Render the material below as a Markdown table with two columns, "No." for the row number and "Entry" for the line, leaving out any blank lines.

start RECORDS FOR THIS EXERCISE

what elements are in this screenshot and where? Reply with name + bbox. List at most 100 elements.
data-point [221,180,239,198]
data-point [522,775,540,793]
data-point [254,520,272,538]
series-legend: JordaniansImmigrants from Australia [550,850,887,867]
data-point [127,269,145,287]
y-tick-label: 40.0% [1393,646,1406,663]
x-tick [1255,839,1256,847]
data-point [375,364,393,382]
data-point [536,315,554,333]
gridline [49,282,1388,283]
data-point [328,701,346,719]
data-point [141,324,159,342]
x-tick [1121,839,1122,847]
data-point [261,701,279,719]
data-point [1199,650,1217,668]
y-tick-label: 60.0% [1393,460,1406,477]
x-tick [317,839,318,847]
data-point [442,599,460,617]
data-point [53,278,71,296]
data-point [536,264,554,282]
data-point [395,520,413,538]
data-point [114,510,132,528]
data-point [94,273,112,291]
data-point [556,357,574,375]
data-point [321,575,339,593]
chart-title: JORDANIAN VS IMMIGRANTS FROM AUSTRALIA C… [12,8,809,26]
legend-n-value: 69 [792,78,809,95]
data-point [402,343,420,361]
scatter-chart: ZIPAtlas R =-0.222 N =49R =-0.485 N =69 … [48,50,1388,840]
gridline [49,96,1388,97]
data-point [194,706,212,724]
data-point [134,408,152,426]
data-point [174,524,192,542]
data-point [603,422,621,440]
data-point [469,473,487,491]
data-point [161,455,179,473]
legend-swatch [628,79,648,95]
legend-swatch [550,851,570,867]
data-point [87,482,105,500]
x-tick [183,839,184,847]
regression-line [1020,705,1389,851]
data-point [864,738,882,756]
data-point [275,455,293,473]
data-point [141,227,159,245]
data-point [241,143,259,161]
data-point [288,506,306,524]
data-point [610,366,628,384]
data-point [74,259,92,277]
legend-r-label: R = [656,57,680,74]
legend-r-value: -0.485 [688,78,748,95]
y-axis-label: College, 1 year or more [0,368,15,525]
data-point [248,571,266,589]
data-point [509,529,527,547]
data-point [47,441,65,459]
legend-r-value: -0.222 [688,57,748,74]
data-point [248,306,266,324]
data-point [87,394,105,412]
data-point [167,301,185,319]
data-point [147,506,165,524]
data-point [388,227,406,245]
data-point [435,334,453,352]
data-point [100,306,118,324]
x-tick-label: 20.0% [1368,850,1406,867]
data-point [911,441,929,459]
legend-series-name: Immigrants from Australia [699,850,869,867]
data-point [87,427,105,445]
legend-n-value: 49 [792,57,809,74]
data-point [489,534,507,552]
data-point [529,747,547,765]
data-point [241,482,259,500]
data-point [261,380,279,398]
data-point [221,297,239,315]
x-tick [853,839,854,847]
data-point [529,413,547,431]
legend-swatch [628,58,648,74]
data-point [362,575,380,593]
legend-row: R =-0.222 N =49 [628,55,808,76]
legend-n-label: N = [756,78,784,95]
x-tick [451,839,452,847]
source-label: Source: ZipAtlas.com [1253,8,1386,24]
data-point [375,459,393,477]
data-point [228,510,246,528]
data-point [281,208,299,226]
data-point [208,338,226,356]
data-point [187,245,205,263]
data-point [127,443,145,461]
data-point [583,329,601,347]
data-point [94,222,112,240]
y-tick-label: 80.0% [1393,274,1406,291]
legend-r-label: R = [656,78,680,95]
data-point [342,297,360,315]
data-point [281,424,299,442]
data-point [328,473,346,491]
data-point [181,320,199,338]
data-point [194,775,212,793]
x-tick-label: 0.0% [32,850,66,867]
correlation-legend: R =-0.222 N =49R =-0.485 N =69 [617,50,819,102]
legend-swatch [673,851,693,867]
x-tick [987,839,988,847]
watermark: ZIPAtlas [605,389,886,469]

end RECORDS FOR THIS EXERCISE

COMPLETED EXERCISE:
| No. | Entry |
|---|---|
| 1 | what elements are in this screenshot and where? Reply with name + bbox. List at most 100 elements. |
| 2 | data-point [221,180,239,198] |
| 3 | data-point [522,775,540,793] |
| 4 | data-point [254,520,272,538] |
| 5 | series-legend: JordaniansImmigrants from Australia [550,850,887,867] |
| 6 | data-point [127,269,145,287] |
| 7 | y-tick-label: 40.0% [1393,646,1406,663] |
| 8 | x-tick [1255,839,1256,847] |
| 9 | data-point [375,364,393,382] |
| 10 | data-point [536,315,554,333] |
| 11 | gridline [49,282,1388,283] |
| 12 | data-point [328,701,346,719] |
| 13 | data-point [141,324,159,342] |
| 14 | x-tick [1121,839,1122,847] |
| 15 | data-point [261,701,279,719] |
| 16 | data-point [1199,650,1217,668] |
| 17 | y-tick-label: 60.0% [1393,460,1406,477] |
| 18 | x-tick [317,839,318,847] |
| 19 | data-point [442,599,460,617] |
| 20 | data-point [53,278,71,296] |
| 21 | data-point [536,264,554,282] |
| 22 | data-point [395,520,413,538] |
| 23 | data-point [114,510,132,528] |
| 24 | data-point [94,273,112,291] |
| 25 | data-point [556,357,574,375] |
| 26 | data-point [321,575,339,593] |
| 27 | chart-title: JORDANIAN VS IMMIGRANTS FROM AUSTRALIA C… [12,8,809,26] |
| 28 | legend-n-value: 69 [792,78,809,95] |
| 29 | data-point [402,343,420,361] |
| 30 | scatter-chart: ZIPAtlas R =-0.222 N =49R =-0.485 N =69 … [48,50,1388,840] |
| 31 | gridline [49,96,1388,97] |
| 32 | data-point [194,706,212,724] |
| 33 | data-point [134,408,152,426] |
| 34 | data-point [174,524,192,542] |
| 35 | data-point [603,422,621,440] |
| 36 | data-point [469,473,487,491] |
| 37 | data-point [161,455,179,473] |
| 38 | legend-swatch [628,79,648,95] |
| 39 | legend-swatch [550,851,570,867] |
| 40 | data-point [87,482,105,500] |
| 41 | x-tick [183,839,184,847] |
| 42 | regression-line [1020,705,1389,851] |
| 43 | data-point [864,738,882,756] |
| 44 | data-point [275,455,293,473] |
| 45 | data-point [141,227,159,245] |
| 46 | data-point [241,143,259,161] |
| 47 | data-point [288,506,306,524] |
| 48 | data-point [610,366,628,384] |
| 49 | data-point [74,259,92,277] |
| 50 | legend-r-label: R = [656,57,680,74] |
| 51 | legend-r-value: -0.485 [688,78,748,95] |
| 52 | y-axis-label: College, 1 year or more [0,368,15,525] |
| 53 | data-point [248,571,266,589] |
| 54 | data-point [509,529,527,547] |
| 55 | data-point [47,441,65,459] |
| 56 | legend-r-value: -0.222 [688,57,748,74] |
| 57 | data-point [248,306,266,324] |
| 58 | data-point [87,394,105,412] |
| 59 | data-point [167,301,185,319] |
| 60 | data-point [147,506,165,524] |
| 61 | data-point [388,227,406,245] |
| 62 | data-point [435,334,453,352] |
| 63 | data-point [100,306,118,324] |
| 64 | x-tick-label: 20.0% [1368,850,1406,867] |
| 65 | data-point [911,441,929,459] |
| 66 | legend-series-name: Immigrants from Australia [699,850,869,867] |
| 67 | data-point [87,427,105,445] |
| 68 | legend-n-value: 49 [792,57,809,74] |
| 69 | data-point [489,534,507,552] |
| 70 | data-point [529,747,547,765] |
| 71 | data-point [241,482,259,500] |
| 72 | data-point [261,380,279,398] |
| 73 | data-point [221,297,239,315] |
| 74 | x-tick [853,839,854,847] |
| 75 | data-point [529,413,547,431] |
| 76 | legend-swatch [628,58,648,74] |
| 77 | data-point [362,575,380,593] |
| 78 | legend-row: R =-0.222 N =49 [628,55,808,76] |
| 79 | legend-n-label: N = [756,78,784,95] |
| 80 | x-tick [451,839,452,847] |
| 81 | source-label: Source: ZipAtlas.com [1253,8,1386,24] |
| 82 | data-point [375,459,393,477] |
| 83 | data-point [228,510,246,528] |
| 84 | data-point [281,208,299,226] |
| 85 | data-point [208,338,226,356] |
| 86 | data-point [187,245,205,263] |
| 87 | data-point [127,443,145,461] |
| 88 | data-point [583,329,601,347] |
| 89 | data-point [94,222,112,240] |
| 90 | y-tick-label: 80.0% [1393,274,1406,291] |
| 91 | legend-r-label: R = [656,78,680,95] |
| 92 | data-point [342,297,360,315] |
| 93 | data-point [281,424,299,442] |
| 94 | data-point [328,473,346,491] |
| 95 | data-point [181,320,199,338] |
| 96 | data-point [194,775,212,793] |
| 97 | x-tick-label: 0.0% [32,850,66,867] |
| 98 | correlation-legend: R =-0.222 N =49R =-0.485 N =69 [617,50,819,102] |
| 99 | legend-swatch [673,851,693,867] |
| 100 | x-tick [987,839,988,847] |
| 101 | watermark: ZIPAtlas [605,389,886,469] |